[EXERCISE DIRECTIONS]
Identify the lines in the data below that contain "JSON" and give only how many there are.

[Stored data entries]
== == ==

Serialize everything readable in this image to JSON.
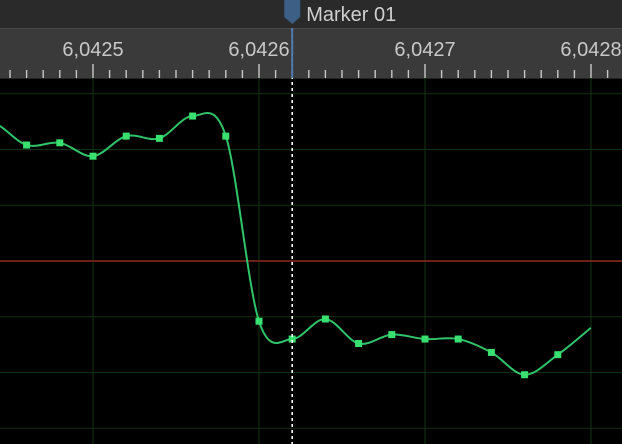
{
  "marker": {
    "label": "Marker 01",
    "time": 6.04262,
    "color": "#3d5f86",
    "line_color": "#ffffff",
    "icon": "marker-flag-icon"
  },
  "ruler": {
    "tick_labels": [
      "6,0425",
      "6,0426",
      "6,0427",
      "6,0428"
    ],
    "tick_values": [
      6.0425,
      6.0426,
      6.0427,
      6.0428
    ]
  },
  "waveform": {
    "color": "#2fc46a",
    "sample_color": "#39e070",
    "grid_color": "#0f3312",
    "zero_line_color": "#8a2a1f",
    "sample_times": [
      6.04244,
      6.04246,
      6.04248,
      6.0425,
      6.04252,
      6.04254,
      6.04256,
      6.04258,
      6.0426,
      6.04262,
      6.04264,
      6.04266,
      6.04268,
      6.0427,
      6.04272,
      6.04274,
      6.04276,
      6.04278
    ],
    "sample_values": [
      0.62,
      0.52,
      0.53,
      0.47,
      0.56,
      0.55,
      0.65,
      0.56,
      -0.27,
      -0.35,
      -0.26,
      -0.37,
      -0.33,
      -0.35,
      -0.35,
      -0.41,
      -0.51,
      -0.42
    ]
  }
}
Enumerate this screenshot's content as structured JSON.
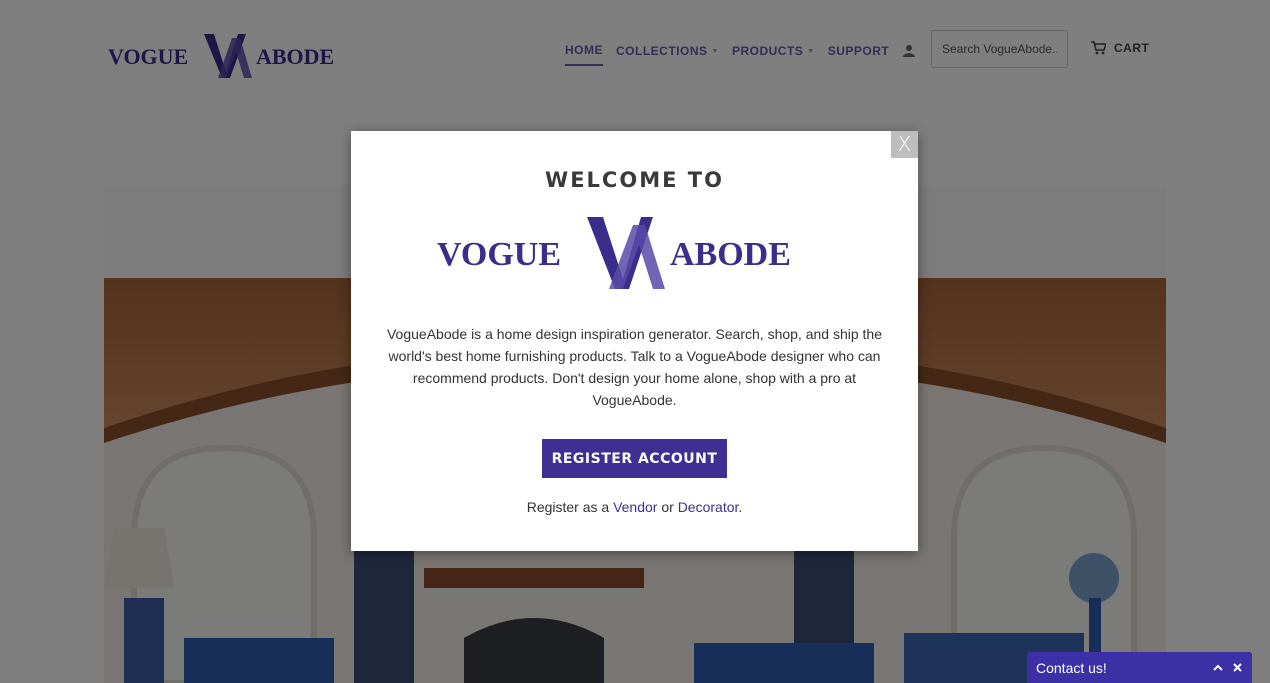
{
  "brand": {
    "logo_text_left": "VOGUE",
    "logo_text_right": "ABODE",
    "logo_monogram": "VA",
    "color_primary": "#3f2f93",
    "color_logo": "#3b2d8c"
  },
  "nav": {
    "items": [
      {
        "label": "HOME",
        "active": true,
        "dropdown": false
      },
      {
        "label": "COLLECTIONS",
        "active": false,
        "dropdown": true
      },
      {
        "label": "PRODUCTS",
        "active": false,
        "dropdown": true
      },
      {
        "label": "SUPPORT",
        "active": false,
        "dropdown": false
      }
    ],
    "user_icon": "user-icon",
    "search_placeholder": "Search VogueAbode...",
    "cart_icon": "cart-icon",
    "cart_label": "CART"
  },
  "modal": {
    "close_label": "X",
    "heading": "WELCOME TO",
    "description": "VogueAbode is a home design inspiration generator. Search, shop, and ship the world's best home furnishing products. Talk to a VogueAbode designer who can recommend products. Don't design your home alone, shop with a pro at VogueAbode.",
    "register_button": "REGISTER ACCOUNT",
    "footer_prefix": "Register as a",
    "footer_link_vendor": "Vendor",
    "footer_or": "or",
    "footer_link_decorator": "Decorator",
    "footer_suffix": "."
  },
  "chat": {
    "label": "Contact us!",
    "expand_icon": "chevron-up-icon",
    "close_icon": "close-icon",
    "color": "#3d30a6"
  }
}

== == ==

[THE SOLUTION]
2